begin

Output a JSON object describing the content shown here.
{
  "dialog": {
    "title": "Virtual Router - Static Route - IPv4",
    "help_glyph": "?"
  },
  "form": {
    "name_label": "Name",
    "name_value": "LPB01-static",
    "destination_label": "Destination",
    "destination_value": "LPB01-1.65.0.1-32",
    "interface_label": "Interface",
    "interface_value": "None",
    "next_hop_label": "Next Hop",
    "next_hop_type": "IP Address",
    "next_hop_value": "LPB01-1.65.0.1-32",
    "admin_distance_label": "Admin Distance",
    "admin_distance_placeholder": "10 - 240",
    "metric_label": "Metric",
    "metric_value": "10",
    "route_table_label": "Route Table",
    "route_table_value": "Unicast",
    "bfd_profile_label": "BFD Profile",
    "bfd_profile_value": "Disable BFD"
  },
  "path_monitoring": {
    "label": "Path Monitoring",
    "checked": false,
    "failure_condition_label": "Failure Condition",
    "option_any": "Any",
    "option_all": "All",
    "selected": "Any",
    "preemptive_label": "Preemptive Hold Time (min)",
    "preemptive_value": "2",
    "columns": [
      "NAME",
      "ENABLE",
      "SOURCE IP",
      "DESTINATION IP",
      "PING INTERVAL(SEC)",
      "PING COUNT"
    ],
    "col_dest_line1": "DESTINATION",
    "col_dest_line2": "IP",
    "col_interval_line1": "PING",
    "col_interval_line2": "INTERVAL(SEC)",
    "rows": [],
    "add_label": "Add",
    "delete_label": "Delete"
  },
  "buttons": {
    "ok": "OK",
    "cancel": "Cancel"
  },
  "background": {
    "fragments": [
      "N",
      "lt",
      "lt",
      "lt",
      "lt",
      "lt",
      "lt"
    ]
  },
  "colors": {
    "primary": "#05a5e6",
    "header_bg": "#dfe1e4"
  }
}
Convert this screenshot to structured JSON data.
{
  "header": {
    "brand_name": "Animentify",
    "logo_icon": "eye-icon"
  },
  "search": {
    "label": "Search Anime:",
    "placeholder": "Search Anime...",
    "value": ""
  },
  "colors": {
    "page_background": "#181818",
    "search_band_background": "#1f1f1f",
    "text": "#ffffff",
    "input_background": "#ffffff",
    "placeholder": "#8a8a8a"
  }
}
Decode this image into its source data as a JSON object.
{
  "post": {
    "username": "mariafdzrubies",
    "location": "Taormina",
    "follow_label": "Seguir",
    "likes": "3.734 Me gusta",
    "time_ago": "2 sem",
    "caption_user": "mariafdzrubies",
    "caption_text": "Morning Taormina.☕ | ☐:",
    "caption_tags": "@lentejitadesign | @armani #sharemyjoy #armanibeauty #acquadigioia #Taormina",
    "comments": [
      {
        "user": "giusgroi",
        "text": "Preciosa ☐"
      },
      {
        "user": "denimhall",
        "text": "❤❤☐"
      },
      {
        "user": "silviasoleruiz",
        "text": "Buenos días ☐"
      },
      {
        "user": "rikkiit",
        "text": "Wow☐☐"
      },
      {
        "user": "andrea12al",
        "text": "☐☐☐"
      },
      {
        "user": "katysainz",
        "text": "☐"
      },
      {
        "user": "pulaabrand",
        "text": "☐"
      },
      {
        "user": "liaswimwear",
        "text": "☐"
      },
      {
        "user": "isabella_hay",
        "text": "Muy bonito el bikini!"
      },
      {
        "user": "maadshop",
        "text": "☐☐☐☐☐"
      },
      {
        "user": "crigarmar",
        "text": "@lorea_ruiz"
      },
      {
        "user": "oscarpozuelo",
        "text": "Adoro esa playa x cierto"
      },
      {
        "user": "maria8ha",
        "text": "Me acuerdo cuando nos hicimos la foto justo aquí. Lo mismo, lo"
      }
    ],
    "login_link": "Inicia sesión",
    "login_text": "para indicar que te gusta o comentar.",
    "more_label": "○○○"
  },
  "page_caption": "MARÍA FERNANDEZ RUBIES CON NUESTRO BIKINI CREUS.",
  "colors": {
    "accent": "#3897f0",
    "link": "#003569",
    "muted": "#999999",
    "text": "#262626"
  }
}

end

• _Given instruction_
State the count of lines above containing the string "this", and add nothing to it.

• _Exercise result_
2